▽
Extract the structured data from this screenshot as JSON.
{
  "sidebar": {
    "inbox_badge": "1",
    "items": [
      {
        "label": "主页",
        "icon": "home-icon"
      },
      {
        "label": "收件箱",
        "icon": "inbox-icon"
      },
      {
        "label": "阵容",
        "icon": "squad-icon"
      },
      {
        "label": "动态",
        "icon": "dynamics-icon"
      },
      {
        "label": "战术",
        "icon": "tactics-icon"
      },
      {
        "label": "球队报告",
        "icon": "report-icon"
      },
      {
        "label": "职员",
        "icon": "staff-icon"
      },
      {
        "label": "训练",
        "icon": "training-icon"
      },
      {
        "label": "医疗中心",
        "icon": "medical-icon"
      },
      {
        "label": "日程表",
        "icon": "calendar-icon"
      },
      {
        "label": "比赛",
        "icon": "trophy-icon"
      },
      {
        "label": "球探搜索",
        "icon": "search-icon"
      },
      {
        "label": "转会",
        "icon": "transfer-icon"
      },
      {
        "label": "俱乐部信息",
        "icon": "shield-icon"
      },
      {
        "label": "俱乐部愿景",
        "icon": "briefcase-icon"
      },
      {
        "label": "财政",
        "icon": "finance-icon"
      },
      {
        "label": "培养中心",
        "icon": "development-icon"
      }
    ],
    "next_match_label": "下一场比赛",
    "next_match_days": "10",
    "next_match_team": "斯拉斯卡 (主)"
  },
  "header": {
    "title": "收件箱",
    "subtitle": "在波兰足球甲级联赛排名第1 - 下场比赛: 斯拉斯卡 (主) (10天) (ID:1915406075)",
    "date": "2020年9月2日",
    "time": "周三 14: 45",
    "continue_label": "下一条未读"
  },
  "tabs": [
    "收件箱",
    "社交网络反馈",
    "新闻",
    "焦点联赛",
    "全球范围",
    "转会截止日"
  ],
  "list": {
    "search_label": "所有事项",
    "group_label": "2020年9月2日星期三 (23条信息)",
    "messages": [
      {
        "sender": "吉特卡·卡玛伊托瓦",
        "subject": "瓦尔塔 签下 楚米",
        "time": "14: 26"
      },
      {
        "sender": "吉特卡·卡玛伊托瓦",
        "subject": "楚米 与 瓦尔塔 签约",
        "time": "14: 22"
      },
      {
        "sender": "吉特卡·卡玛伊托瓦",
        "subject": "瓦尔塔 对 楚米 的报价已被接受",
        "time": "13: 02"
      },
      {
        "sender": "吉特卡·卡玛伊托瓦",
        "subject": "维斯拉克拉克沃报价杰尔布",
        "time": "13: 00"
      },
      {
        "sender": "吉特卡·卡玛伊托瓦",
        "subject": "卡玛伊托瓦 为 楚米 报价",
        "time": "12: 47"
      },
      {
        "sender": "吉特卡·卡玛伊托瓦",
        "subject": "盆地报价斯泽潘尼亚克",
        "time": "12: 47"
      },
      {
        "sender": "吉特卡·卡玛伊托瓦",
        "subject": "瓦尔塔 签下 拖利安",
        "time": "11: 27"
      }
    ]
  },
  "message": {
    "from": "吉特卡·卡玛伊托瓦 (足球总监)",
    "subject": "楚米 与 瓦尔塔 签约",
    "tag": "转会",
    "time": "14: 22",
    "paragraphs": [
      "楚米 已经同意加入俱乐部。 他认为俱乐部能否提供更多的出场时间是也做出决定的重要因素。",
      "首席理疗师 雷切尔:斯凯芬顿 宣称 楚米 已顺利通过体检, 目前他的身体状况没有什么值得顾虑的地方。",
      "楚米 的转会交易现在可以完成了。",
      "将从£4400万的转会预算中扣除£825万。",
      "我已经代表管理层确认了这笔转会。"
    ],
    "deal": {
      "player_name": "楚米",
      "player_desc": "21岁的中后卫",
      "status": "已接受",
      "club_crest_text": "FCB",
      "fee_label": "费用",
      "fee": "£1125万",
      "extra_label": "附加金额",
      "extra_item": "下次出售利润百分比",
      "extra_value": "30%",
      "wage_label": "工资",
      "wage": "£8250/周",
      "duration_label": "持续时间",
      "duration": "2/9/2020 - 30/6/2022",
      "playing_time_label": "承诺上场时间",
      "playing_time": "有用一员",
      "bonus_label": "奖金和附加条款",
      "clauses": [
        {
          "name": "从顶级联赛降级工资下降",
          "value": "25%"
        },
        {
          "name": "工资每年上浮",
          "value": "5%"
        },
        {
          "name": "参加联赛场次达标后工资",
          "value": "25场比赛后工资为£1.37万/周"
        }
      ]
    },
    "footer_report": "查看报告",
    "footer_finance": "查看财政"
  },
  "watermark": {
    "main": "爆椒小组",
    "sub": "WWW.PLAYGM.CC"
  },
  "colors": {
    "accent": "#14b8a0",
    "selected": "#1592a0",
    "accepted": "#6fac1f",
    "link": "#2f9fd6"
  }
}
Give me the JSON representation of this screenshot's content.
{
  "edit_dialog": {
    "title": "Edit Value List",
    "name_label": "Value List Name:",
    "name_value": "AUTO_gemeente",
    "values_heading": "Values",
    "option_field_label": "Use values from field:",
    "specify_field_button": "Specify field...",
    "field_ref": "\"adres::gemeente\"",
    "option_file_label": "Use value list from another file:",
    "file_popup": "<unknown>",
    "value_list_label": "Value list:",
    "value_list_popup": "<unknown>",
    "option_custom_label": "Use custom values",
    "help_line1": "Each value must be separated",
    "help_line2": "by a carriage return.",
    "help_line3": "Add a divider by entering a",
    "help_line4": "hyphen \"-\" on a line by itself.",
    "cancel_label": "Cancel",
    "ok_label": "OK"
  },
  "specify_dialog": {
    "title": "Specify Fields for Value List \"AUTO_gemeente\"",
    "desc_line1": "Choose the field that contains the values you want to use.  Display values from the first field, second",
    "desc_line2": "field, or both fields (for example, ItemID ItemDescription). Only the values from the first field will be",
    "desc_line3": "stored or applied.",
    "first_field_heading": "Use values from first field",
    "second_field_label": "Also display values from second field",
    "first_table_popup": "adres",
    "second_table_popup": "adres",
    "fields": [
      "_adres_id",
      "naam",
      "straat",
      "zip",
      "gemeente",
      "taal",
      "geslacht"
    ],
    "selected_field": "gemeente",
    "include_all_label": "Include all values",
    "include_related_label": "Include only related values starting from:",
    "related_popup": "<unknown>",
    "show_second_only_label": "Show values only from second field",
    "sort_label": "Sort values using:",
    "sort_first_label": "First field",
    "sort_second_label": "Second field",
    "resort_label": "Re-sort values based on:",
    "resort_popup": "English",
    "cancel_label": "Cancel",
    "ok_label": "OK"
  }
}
△
EXERCISE INSTRUCTIONS → Repeat the material above in full, keeping every word.

REPLY TO THE TASK →
Extract the structured data from this screenshot as JSON.
{
  "sidebar": {
    "inbox_badge": "1",
    "items": [
      {
        "label": "主页",
        "icon": "home-icon"
      },
      {
        "label": "收件箱",
        "icon": "inbox-icon"
      },
      {
        "label": "阵容",
        "icon": "squad-icon"
      },
      {
        "label": "动态",
        "icon": "dynamics-icon"
      },
      {
        "label": "战术",
        "icon": "tactics-icon"
      },
      {
        "label": "球队报告",
        "icon": "report-icon"
      },
      {
        "label": "职员",
        "icon": "staff-icon"
      },
      {
        "label": "训练",
        "icon": "training-icon"
      },
      {
        "label": "医疗中心",
        "icon": "medical-icon"
      },
      {
        "label": "日程表",
        "icon": "calendar-icon"
      },
      {
        "label": "比赛",
        "icon": "trophy-icon"
      },
      {
        "label": "球探搜索",
        "icon": "search-icon"
      },
      {
        "label": "转会",
        "icon": "transfer-icon"
      },
      {
        "label": "俱乐部信息",
        "icon": "shield-icon"
      },
      {
        "label": "俱乐部愿景",
        "icon": "briefcase-icon"
      },
      {
        "label": "财政",
        "icon": "finance-icon"
      },
      {
        "label": "培养中心",
        "icon": "development-icon"
      }
    ],
    "next_match_label": "下一场比赛",
    "next_match_days": "10",
    "next_match_team": "斯拉斯卡 (主)"
  },
  "header": {
    "title": "收件箱",
    "subtitle": "在波兰足球甲级联赛排名第1 - 下场比赛: 斯拉斯卡 (主) (10天) (ID:1915406075)",
    "date": "2020年9月2日",
    "time": "周三 14: 45",
    "continue_label": "下一条未读"
  },
  "tabs": [
    "收件箱",
    "社交网络反馈",
    "新闻",
    "焦点联赛",
    "全球范围",
    "转会截止日"
  ],
  "list": {
    "search_label": "所有事项",
    "group_label": "2020年9月2日星期三 (23条信息)",
    "messages": [
      {
        "sender": "吉特卡·卡玛伊托瓦",
        "subject": "瓦尔塔 签下 楚米",
        "time": "14: 26"
      },
      {
        "sender": "吉特卡·卡玛伊托瓦",
        "subject": "楚米 与 瓦尔塔 签约",
        "time": "14: 22"
      },
      {
        "sender": "吉特卡·卡玛伊托瓦",
        "subject": "瓦尔塔 对 楚米 的报价已被接受",
        "time": "13: 02"
      },
      {
        "sender": "吉特卡·卡玛伊托瓦",
        "subject": "维斯拉克拉克沃报价杰尔布",
        "time": "13: 00"
      },
      {
        "sender": "吉特卡·卡玛伊托瓦",
        "subject": "卡玛伊托瓦 为 楚米 报价",
        "time": "12: 47"
      },
      {
        "sender": "吉特卡·卡玛伊托瓦",
        "subject": "盆地报价斯泽潘尼亚克",
        "time": "12: 47"
      },
      {
        "sender": "吉特卡·卡玛伊托瓦",
        "subject": "瓦尔塔 签下 拖利安",
        "time": "11: 27"
      }
    ]
  },
  "message": {
    "from": "吉特卡·卡玛伊托瓦 (足球总监)",
    "subject": "楚米 与 瓦尔塔 签约",
    "tag": "转会",
    "time": "14: 22",
    "paragraphs": [
      "楚米 已经同意加入俱乐部。 他认为俱乐部能否提供更多的出场时间是也做出决定的重要因素。",
      "首席理疗师 雷切尔:斯凯芬顿 宣称 楚米 已顺利通过体检, 目前他的身体状况没有什么值得顾虑的地方。",
      "楚米 的转会交易现在可以完成了。",
      "将从£4400万的转会预算中扣除£825万。",
      "我已经代表管理层确认了这笔转会。"
    ],
    "deal": {
      "player_name": "楚米",
      "player_desc": "21岁的中后卫",
      "status": "已接受",
      "club_crest_text": "FCB",
      "fee_label": "费用",
      "fee": "£1125万",
      "extra_label": "附加金额",
      "extra_item": "下次出售利润百分比",
      "extra_value": "30%",
      "wage_label": "工资",
      "wage": "£8250/周",
      "duration_label": "持续时间",
      "duration": "2/9/2020 - 30/6/2022",
      "playing_time_label": "承诺上场时间",
      "playing_time": "有用一员",
      "bonus_label": "奖金和附加条款",
      "clauses": [
        {
          "name": "从顶级联赛降级工资下降",
          "value": "25%"
        },
        {
          "name": "工资每年上浮",
          "value": "5%"
        },
        {
          "name": "参加联赛场次达标后工资",
          "value": "25场比赛后工资为£1.37万/周"
        }
      ]
    },
    "footer_report": "查看报告",
    "footer_finance": "查看财政"
  },
  "watermark": {
    "main": "爆椒小组",
    "sub": "WWW.PLAYGM.CC"
  },
  "colors": {
    "accent": "#14b8a0",
    "selected": "#1592a0",
    "accepted": "#6fac1f",
    "link": "#2f9fd6"
  }
}
Give me the JSON representation of this screenshot's content.
{
  "edit_dialog": {
    "title": "Edit Value List",
    "name_label": "Value List Name:",
    "name_value": "AUTO_gemeente",
    "values_heading": "Values",
    "option_field_label": "Use values from field:",
    "specify_field_button": "Specify field...",
    "field_ref": "\"adres::gemeente\"",
    "option_file_label": "Use value list from another file:",
    "file_popup": "<unknown>",
    "value_list_label": "Value list:",
    "value_list_popup": "<unknown>",
    "option_custom_label": "Use custom values",
    "help_line1": "Each value must be separated",
    "help_line2": "by a carriage return.",
    "help_line3": "Add a divider by entering a",
    "help_line4": "hyphen \"-\" on a line by itself.",
    "cancel_label": "Cancel",
    "ok_label": "OK"
  },
  "specify_dialog": {
    "title": "Specify Fields for Value List \"AUTO_gemeente\"",
    "desc_line1": "Choose the field that contains the values you want to use.  Display values from the first field, second",
    "desc_line2": "field, or both fields (for example, ItemID ItemDescription). Only the values from the first field will be",
    "desc_line3": "stored or applied.",
    "first_field_heading": "Use values from first field",
    "second_field_label": "Also display values from second field",
    "first_table_popup": "adres",
    "second_table_popup": "adres",
    "fields": [
      "_adres_id",
      "naam",
      "straat",
      "zip",
      "gemeente",
      "taal",
      "geslacht"
    ],
    "selected_field": "gemeente",
    "include_all_label": "Include all values",
    "include_related_label": "Include only related values starting from:",
    "related_popup": "<unknown>",
    "show_second_only_label": "Show values only from second field",
    "sort_label": "Sort values using:",
    "sort_first_label": "First field",
    "sort_second_label": "Second field",
    "resort_label": "Re-sort values based on:",
    "resort_popup": "English",
    "cancel_label": "Cancel",
    "ok_label": "OK"
  }
}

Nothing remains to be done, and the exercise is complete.